REQUIREMENTS: Put each line of the material below into a numbered list, leaving out any blank lines.

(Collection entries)
--- BEGIN ---

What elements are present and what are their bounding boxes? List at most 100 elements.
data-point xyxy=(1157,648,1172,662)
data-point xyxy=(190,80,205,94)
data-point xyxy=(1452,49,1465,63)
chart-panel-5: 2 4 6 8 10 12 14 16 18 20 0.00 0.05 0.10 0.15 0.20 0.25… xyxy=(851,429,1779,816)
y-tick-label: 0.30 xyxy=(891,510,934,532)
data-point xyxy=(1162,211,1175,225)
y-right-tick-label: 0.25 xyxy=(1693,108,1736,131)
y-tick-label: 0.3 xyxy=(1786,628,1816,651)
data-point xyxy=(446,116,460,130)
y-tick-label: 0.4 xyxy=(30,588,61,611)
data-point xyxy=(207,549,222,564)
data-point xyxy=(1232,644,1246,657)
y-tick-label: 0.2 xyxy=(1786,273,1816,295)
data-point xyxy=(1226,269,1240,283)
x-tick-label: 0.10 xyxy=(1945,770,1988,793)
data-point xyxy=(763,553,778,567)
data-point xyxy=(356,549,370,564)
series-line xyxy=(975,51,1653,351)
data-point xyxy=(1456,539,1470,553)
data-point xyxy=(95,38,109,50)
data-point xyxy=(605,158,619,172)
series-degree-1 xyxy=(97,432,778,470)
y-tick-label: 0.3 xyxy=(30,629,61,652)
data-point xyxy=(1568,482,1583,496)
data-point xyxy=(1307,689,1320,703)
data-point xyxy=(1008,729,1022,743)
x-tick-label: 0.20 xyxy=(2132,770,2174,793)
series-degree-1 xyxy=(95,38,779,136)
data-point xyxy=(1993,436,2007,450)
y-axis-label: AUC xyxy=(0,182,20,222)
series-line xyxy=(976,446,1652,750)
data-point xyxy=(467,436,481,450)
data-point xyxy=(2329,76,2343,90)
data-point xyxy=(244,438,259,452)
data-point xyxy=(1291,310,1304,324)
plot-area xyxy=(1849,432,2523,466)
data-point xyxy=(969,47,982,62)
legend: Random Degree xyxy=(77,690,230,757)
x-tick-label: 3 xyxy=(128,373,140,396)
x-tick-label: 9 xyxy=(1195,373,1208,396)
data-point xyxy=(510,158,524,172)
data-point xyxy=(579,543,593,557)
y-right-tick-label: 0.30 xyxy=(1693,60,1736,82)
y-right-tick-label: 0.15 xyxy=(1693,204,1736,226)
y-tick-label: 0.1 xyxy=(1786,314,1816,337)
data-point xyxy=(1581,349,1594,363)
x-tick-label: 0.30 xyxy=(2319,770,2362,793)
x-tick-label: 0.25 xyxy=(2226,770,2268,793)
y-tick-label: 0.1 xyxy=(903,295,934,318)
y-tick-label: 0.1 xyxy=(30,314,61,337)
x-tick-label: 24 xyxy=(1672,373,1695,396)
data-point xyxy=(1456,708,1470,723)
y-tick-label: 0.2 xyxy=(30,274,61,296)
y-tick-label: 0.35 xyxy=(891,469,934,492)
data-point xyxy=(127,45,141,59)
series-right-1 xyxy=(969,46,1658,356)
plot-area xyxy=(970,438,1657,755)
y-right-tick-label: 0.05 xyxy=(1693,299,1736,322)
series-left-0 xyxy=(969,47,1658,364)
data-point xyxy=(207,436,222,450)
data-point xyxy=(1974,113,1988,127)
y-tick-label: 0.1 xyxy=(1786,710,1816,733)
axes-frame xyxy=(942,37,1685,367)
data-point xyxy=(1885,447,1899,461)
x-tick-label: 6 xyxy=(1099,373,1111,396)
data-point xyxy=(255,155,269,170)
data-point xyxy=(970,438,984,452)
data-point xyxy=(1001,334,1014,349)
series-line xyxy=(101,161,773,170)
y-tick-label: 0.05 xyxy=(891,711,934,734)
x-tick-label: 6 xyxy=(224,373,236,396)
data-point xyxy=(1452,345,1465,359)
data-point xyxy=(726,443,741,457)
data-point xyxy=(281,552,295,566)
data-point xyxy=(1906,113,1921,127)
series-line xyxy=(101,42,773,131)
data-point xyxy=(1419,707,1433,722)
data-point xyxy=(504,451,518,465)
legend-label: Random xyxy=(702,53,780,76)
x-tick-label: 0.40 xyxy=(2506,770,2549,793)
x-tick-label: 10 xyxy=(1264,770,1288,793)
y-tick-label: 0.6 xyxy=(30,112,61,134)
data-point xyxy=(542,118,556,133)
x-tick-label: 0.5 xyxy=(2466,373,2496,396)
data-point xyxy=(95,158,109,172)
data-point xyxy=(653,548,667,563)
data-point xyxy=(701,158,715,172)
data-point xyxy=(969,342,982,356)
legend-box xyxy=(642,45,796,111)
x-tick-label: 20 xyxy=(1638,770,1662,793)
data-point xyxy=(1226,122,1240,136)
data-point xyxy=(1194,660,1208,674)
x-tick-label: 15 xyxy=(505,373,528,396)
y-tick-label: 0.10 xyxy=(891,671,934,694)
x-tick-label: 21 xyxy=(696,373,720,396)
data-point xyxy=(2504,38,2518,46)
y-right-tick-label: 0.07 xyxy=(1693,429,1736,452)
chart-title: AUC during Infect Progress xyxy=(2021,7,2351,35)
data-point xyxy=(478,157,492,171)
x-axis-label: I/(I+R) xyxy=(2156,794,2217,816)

--- END ---

FINAL RESULT:
1. What elements are present and what are their bounding boxes? List at most 100 elements.
2. data-point xyxy=(1157,648,1172,662)
3. data-point xyxy=(190,80,205,94)
4. data-point xyxy=(1452,49,1465,63)
5. chart-panel-5: 2 4 6 8 10 12 14 16 18 20 0.00 0.05 0.10 0.15 0.20 0.25… xyxy=(851,429,1779,816)
6. y-tick-label: 0.30 xyxy=(891,510,934,532)
7. data-point xyxy=(1162,211,1175,225)
8. y-right-tick-label: 0.25 xyxy=(1693,108,1736,131)
9. y-tick-label: 0.3 xyxy=(1786,628,1816,651)
10. data-point xyxy=(446,116,460,130)
11. y-tick-label: 0.4 xyxy=(30,588,61,611)
12. data-point xyxy=(207,549,222,564)
13. data-point xyxy=(1232,644,1246,657)
14. y-tick-label: 0.2 xyxy=(1786,273,1816,295)
15. data-point xyxy=(1226,269,1240,283)
16. x-tick-label: 0.10 xyxy=(1945,770,1988,793)
17. data-point xyxy=(763,553,778,567)
18. data-point xyxy=(356,549,370,564)
19. series-line xyxy=(975,51,1653,351)
20. data-point xyxy=(1456,539,1470,553)
21. data-point xyxy=(95,38,109,50)
22. data-point xyxy=(605,158,619,172)
23. series-degree-1 xyxy=(97,432,778,470)
24. y-tick-label: 0.3 xyxy=(30,629,61,652)
25. data-point xyxy=(1568,482,1583,496)
26. data-point xyxy=(1307,689,1320,703)
27. data-point xyxy=(1008,729,1022,743)
28. x-tick-label: 0.20 xyxy=(2132,770,2174,793)
29. series-degree-1 xyxy=(95,38,779,136)
30. data-point xyxy=(1993,436,2007,450)
31. y-axis-label: AUC xyxy=(0,182,20,222)
32. series-line xyxy=(976,446,1652,750)
33. data-point xyxy=(467,436,481,450)
34. data-point xyxy=(2329,76,2343,90)
35. data-point xyxy=(244,438,259,452)
36. data-point xyxy=(1291,310,1304,324)
37. plot-area xyxy=(1849,432,2523,466)
38. data-point xyxy=(969,47,982,62)
39. legend: Random Degree xyxy=(77,690,230,757)
40. x-tick-label: 3 xyxy=(128,373,140,396)
41. x-tick-label: 9 xyxy=(1195,373,1208,396)
42. data-point xyxy=(510,158,524,172)
43. data-point xyxy=(579,543,593,557)
44. y-right-tick-label: 0.30 xyxy=(1693,60,1736,82)
45. y-right-tick-label: 0.15 xyxy=(1693,204,1736,226)
46. y-tick-label: 0.1 xyxy=(1786,314,1816,337)
47. data-point xyxy=(1581,349,1594,363)
48. x-tick-label: 0.30 xyxy=(2319,770,2362,793)
49. x-tick-label: 0.25 xyxy=(2226,770,2268,793)
50. y-tick-label: 0.1 xyxy=(903,295,934,318)
51. y-tick-label: 0.1 xyxy=(30,314,61,337)
52. x-tick-label: 24 xyxy=(1672,373,1695,396)
53. data-point xyxy=(1456,708,1470,723)
54. y-tick-label: 0.2 xyxy=(30,274,61,296)
55. y-tick-label: 0.35 xyxy=(891,469,934,492)
56. data-point xyxy=(127,45,141,59)
57. series-right-1 xyxy=(969,46,1658,356)
58. plot-area xyxy=(970,438,1657,755)
59. y-right-tick-label: 0.05 xyxy=(1693,299,1736,322)
60. series-left-0 xyxy=(969,47,1658,364)
61. data-point xyxy=(207,436,222,450)
62. data-point xyxy=(1974,113,1988,127)
63. y-tick-label: 0.1 xyxy=(1786,710,1816,733)
64. axes-frame xyxy=(942,37,1685,367)
65. data-point xyxy=(1885,447,1899,461)
66. x-tick-label: 6 xyxy=(1099,373,1111,396)
67. data-point xyxy=(255,155,269,170)
68. data-point xyxy=(970,438,984,452)
69. data-point xyxy=(1001,334,1014,349)
70. series-line xyxy=(101,161,773,170)
71. y-tick-label: 0.05 xyxy=(891,711,934,734)
72. x-tick-label: 6 xyxy=(224,373,236,396)
73. data-point xyxy=(1452,345,1465,359)
74. data-point xyxy=(726,443,741,457)
75. data-point xyxy=(281,552,295,566)
76. data-point xyxy=(1906,113,1921,127)
77. series-line xyxy=(101,42,773,131)
78. data-point xyxy=(1419,707,1433,722)
79. data-point xyxy=(504,451,518,465)
80. legend-label: Random xyxy=(702,53,780,76)
81. x-tick-label: 0.40 xyxy=(2506,770,2549,793)
82. x-tick-label: 10 xyxy=(1264,770,1288,793)
83. y-tick-label: 0.6 xyxy=(30,112,61,134)
84. data-point xyxy=(542,118,556,133)
85. x-tick-label: 0.5 xyxy=(2466,373,2496,396)
86. data-point xyxy=(95,158,109,172)
87. data-point xyxy=(653,548,667,563)
88. data-point xyxy=(701,158,715,172)
89. data-point xyxy=(969,342,982,356)
90. legend-box xyxy=(642,45,796,111)
91. x-tick-label: 20 xyxy=(1638,770,1662,793)
92. data-point xyxy=(1226,122,1240,136)
93. data-point xyxy=(1194,660,1208,674)
94. x-tick-label: 15 xyxy=(505,373,528,396)
95. y-tick-label: 0.10 xyxy=(891,671,934,694)
96. x-tick-label: 21 xyxy=(696,373,720,396)
97. data-point xyxy=(2504,38,2518,46)
98. y-right-tick-label: 0.07 xyxy=(1693,429,1736,452)
99. chart-title: AUC during Infect Progress xyxy=(2021,7,2351,35)
100. data-point xyxy=(478,157,492,171)
101. x-axis-label: I/(I+R) xyxy=(2156,794,2217,816)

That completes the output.